Entries provided

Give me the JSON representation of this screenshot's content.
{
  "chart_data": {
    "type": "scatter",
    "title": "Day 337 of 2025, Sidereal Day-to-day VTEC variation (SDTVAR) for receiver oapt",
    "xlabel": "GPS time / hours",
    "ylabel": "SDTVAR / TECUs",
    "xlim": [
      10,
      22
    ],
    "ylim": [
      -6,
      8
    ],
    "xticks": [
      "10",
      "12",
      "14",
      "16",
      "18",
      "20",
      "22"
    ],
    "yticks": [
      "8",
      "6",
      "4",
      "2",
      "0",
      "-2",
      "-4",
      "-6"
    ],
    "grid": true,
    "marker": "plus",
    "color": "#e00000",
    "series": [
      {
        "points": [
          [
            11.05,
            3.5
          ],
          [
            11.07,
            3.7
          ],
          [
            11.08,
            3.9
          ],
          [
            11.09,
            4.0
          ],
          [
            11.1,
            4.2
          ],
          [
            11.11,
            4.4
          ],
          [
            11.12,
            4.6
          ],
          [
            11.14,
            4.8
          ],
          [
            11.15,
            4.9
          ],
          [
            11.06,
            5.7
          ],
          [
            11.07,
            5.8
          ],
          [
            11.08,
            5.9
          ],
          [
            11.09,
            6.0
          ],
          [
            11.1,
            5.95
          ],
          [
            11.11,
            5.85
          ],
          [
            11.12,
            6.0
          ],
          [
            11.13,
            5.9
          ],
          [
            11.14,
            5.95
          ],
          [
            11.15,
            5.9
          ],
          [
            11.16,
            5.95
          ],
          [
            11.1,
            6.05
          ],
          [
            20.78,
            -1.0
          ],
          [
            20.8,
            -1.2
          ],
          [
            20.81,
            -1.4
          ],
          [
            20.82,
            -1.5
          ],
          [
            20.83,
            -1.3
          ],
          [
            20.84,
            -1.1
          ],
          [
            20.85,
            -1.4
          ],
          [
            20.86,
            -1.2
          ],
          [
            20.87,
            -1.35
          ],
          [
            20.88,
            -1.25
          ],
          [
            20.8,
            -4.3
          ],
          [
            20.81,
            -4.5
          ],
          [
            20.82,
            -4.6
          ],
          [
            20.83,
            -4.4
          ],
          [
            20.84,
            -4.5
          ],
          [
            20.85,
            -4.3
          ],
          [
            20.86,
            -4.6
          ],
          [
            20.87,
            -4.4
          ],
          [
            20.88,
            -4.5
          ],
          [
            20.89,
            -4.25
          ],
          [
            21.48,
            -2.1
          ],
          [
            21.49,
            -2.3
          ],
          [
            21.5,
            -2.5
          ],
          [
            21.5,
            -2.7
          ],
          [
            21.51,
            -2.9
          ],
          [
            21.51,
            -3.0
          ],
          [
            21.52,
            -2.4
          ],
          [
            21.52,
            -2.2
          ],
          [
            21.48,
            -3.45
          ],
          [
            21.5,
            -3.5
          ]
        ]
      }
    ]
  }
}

Written exercise
Using the listing above, gather each line that holds the string "SDTVAR" and copy it.

Solution to the exercise
    "title": "Day 337 of 2025, Sidereal Day-to-day VTEC variation (SDTVAR) for receiver oapt",
    "ylabel": "SDTVAR / TECUs",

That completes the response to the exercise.